» **Listed entries**:
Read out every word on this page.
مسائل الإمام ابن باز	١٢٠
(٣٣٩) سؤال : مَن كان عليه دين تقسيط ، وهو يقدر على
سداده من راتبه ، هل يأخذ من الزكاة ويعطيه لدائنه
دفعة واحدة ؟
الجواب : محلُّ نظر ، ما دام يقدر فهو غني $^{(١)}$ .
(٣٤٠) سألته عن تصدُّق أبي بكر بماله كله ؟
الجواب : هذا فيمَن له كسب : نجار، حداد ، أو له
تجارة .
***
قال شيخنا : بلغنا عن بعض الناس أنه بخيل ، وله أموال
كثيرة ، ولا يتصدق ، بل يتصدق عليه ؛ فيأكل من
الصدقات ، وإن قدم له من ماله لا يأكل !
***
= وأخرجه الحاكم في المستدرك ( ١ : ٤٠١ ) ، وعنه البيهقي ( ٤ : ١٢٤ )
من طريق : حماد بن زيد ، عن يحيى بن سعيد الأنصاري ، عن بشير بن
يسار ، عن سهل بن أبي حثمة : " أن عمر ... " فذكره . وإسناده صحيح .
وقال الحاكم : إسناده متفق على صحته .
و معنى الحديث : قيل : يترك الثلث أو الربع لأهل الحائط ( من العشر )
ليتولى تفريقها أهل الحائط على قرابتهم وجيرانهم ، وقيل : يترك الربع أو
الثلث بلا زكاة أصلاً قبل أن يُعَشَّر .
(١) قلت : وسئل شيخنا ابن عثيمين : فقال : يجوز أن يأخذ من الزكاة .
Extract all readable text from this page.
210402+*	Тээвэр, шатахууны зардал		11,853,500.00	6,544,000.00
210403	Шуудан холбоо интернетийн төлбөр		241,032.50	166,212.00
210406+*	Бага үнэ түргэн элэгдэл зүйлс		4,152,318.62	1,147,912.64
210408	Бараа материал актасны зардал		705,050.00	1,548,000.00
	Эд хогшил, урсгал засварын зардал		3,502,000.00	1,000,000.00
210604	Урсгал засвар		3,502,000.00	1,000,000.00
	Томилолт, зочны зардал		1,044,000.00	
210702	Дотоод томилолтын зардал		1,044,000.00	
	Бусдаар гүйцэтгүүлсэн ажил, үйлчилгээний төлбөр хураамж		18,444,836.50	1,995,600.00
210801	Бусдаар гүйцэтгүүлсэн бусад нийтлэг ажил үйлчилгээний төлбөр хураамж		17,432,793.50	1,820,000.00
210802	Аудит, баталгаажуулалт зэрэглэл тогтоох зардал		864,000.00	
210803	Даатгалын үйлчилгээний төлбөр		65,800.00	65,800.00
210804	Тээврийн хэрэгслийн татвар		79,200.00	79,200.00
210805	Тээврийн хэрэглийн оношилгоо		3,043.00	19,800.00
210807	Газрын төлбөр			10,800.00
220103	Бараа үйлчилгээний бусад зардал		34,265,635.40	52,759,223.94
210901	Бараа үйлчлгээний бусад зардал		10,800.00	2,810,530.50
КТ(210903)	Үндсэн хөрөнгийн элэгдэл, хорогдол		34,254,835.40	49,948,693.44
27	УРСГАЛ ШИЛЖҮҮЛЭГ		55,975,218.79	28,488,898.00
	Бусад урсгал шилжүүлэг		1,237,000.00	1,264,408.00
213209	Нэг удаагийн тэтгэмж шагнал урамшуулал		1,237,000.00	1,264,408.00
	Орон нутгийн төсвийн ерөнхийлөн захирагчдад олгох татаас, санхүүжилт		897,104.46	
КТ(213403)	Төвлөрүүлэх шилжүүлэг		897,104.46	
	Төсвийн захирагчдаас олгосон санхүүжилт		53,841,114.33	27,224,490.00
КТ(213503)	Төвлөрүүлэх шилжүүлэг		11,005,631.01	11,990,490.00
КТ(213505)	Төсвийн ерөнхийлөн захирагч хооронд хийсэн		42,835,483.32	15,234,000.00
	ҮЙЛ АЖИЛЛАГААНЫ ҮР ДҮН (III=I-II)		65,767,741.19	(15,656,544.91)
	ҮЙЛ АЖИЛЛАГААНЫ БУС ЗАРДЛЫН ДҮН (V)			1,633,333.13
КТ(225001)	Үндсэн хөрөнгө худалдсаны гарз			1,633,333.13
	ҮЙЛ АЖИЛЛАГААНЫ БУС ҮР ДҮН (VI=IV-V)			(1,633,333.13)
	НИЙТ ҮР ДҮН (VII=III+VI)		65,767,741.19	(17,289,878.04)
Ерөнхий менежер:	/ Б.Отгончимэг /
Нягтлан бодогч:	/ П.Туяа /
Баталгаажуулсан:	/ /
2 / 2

» **What you have to do**:
How many lines in these entries contain the string "الحائط"? State the number and nothing more.

» **Solution to the exercise**:
2